OBJECTIVE A:
Can you return, exactly, the entries from the line with "sitemap-link[interactable]: Sitemap —" to the line with "nav-item-label: Consular Services", both included, and nothing else?

SOURCE EXTRACT:
Climate goals to drive long duration energy storage ambitions
As much as 2.5 TW of long duration energy storage may need to be deployed by 2040 if the world is to meet its Paris Agreement commitments, a group of companies predicted as diplomats met in Glasgow to codify mechanisms for achieving the landmark climate pact's goals.
Long term energy storage, typically described as lasting eight to 10 hours or more, is expected to support the growing shift towards electrification—offering a smoothing out of the ebbs and flows of intermittent generation, resources when demand spikes, and a conduit for the myriad of hydrogen plans unveiled in recent months, even by the world's largest oil companies.
Such a buildout won't come cheap, said the companies, who are all members of the Long Duration Energy Storage (LDES) Council. Some 2.5 TW of capacity would cost as much as $3 trillion in capital expenditure, they said.

[Spatial layout entries]
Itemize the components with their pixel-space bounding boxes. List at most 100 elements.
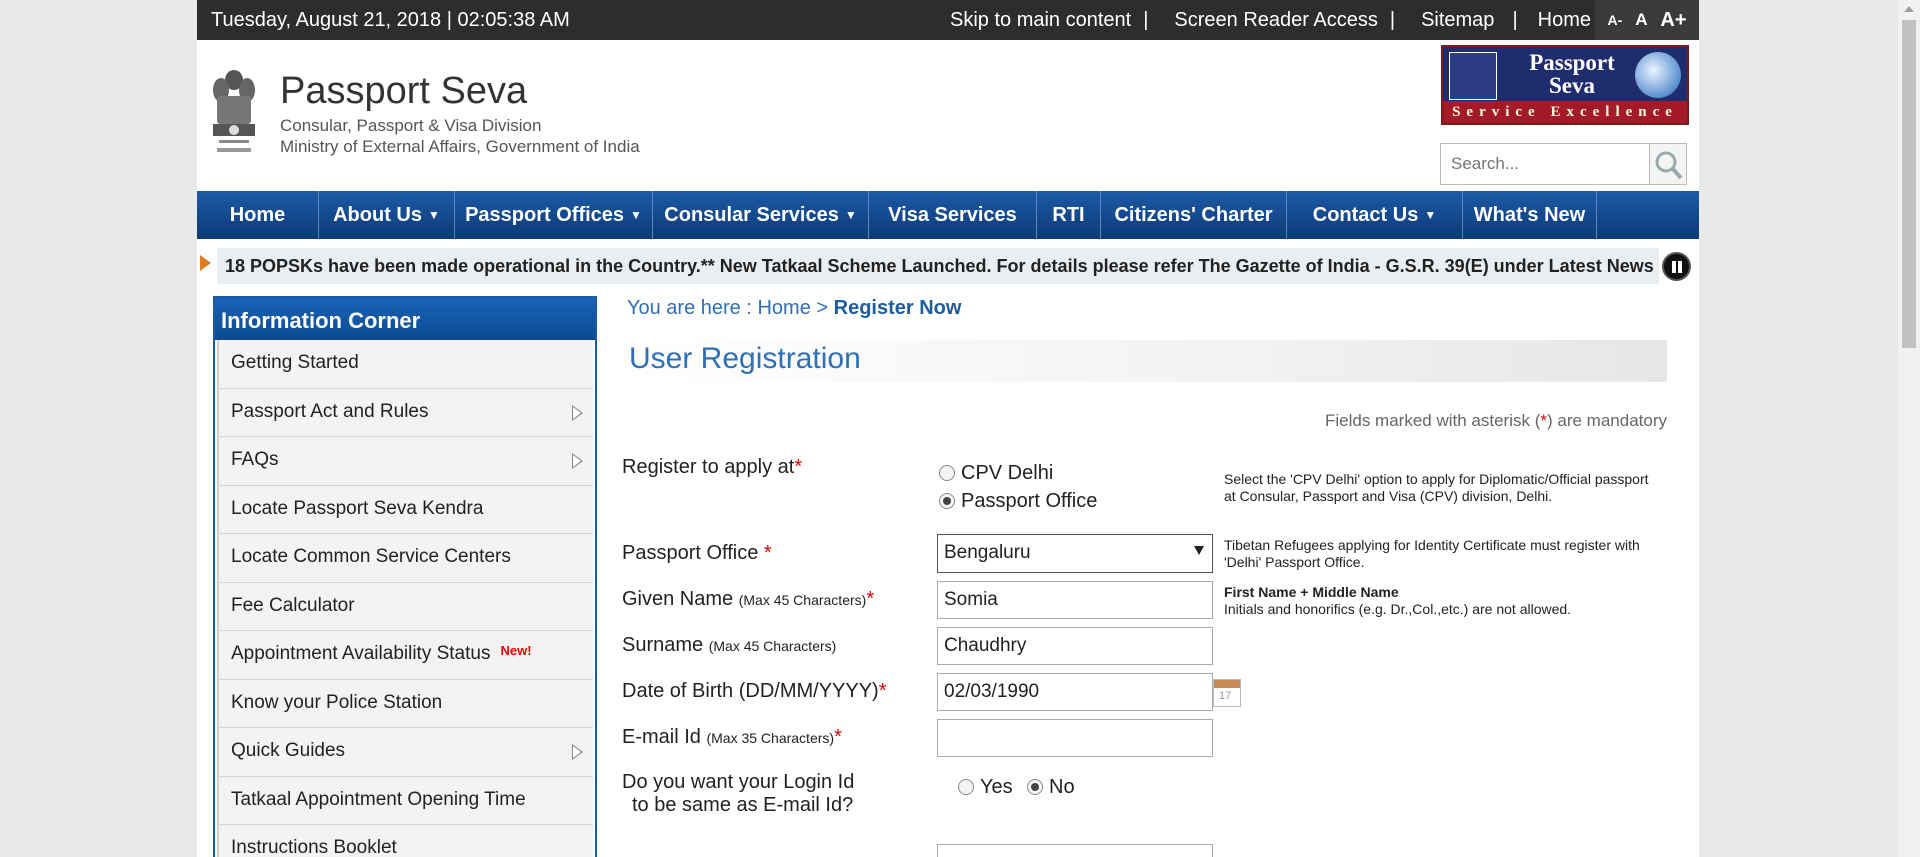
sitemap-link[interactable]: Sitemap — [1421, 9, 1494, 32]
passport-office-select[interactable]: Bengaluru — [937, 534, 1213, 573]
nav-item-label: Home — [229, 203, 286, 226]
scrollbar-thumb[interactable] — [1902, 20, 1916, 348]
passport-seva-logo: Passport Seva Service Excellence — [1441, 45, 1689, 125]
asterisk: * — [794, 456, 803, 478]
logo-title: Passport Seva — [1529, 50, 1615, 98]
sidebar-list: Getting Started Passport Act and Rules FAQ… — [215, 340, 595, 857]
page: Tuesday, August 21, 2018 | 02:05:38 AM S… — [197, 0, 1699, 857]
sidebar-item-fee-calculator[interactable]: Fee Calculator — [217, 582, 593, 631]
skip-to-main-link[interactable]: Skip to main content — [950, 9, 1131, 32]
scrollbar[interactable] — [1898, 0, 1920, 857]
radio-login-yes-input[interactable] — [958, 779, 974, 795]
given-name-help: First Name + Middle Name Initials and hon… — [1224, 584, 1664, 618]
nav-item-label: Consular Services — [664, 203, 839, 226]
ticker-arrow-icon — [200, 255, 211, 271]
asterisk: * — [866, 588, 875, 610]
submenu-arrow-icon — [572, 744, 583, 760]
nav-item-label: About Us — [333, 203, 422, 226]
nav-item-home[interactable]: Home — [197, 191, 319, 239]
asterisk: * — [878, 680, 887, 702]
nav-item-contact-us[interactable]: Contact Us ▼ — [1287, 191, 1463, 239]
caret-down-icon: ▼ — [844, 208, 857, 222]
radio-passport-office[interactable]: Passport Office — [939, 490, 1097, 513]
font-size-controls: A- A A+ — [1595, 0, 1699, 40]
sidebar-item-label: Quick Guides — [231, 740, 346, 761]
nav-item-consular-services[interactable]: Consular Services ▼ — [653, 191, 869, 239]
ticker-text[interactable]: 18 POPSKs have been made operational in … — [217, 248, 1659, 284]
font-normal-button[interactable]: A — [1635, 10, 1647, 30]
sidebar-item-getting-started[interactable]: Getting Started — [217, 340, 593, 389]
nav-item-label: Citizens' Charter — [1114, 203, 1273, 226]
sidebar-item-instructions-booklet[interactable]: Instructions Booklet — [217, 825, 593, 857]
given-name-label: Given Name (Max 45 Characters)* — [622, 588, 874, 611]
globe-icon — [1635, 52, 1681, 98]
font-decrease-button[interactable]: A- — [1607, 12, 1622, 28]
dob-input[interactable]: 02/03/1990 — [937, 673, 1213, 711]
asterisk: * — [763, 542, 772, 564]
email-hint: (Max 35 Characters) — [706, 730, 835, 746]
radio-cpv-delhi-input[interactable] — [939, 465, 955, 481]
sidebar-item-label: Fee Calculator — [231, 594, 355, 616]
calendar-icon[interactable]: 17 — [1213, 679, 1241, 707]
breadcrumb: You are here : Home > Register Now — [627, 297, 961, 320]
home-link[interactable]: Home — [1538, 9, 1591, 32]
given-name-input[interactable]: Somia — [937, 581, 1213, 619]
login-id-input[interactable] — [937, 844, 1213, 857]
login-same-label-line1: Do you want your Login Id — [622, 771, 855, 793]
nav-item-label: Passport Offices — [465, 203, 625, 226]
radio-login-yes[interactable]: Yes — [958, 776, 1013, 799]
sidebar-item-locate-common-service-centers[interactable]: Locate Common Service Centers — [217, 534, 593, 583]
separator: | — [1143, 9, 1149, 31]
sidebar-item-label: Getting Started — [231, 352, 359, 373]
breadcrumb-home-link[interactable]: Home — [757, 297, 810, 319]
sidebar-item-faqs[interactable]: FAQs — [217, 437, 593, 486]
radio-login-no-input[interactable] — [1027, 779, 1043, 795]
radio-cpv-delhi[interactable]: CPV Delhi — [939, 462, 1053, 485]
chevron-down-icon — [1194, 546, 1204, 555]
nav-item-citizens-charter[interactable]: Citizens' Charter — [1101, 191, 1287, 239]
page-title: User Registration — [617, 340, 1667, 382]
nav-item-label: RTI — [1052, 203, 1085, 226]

OBJECTIVE B:
Answer these about the text on long duration energy storage:
(i) How long does long term energy storage typically last?
(ii) By what year may as much as 2.5 TW of it need to be deployed?
(iii) How much capital expenditure would 2.5 TW of capacity cost, according to the companies?

REPLY A:
sitemap-link[interactable]: Sitemap — [1421, 9, 1494, 32]
passport-office-select[interactable]: Bengaluru — [937, 534, 1213, 573]
nav-item-label: Home — [229, 203, 286, 226]
scrollbar-thumb[interactable] — [1902, 20, 1916, 348]
passport-seva-logo: Passport Seva Service Excellence — [1441, 45, 1689, 125]
asterisk: * — [794, 456, 803, 478]
logo-title: Passport Seva — [1529, 50, 1615, 98]
sidebar-list: Getting Started Passport Act and Rules FAQ… — [215, 340, 595, 857]
page: Tuesday, August 21, 2018 | 02:05:38 AM S… — [197, 0, 1699, 857]
sidebar-item-fee-calculator[interactable]: Fee Calculator — [217, 582, 593, 631]
skip-to-main-link[interactable]: Skip to main content — [950, 9, 1131, 32]
scrollbar[interactable] — [1898, 0, 1920, 857]
radio-login-yes-input[interactable] — [958, 779, 974, 795]
given-name-help: First Name + Middle Name Initials and hon… — [1224, 584, 1664, 618]
nav-item-label: Consular Services — [664, 203, 839, 226]

REPLY B:
(i) Eight to 10 hours or more.
(ii) 2040.
(iii) As much as $3 trillion.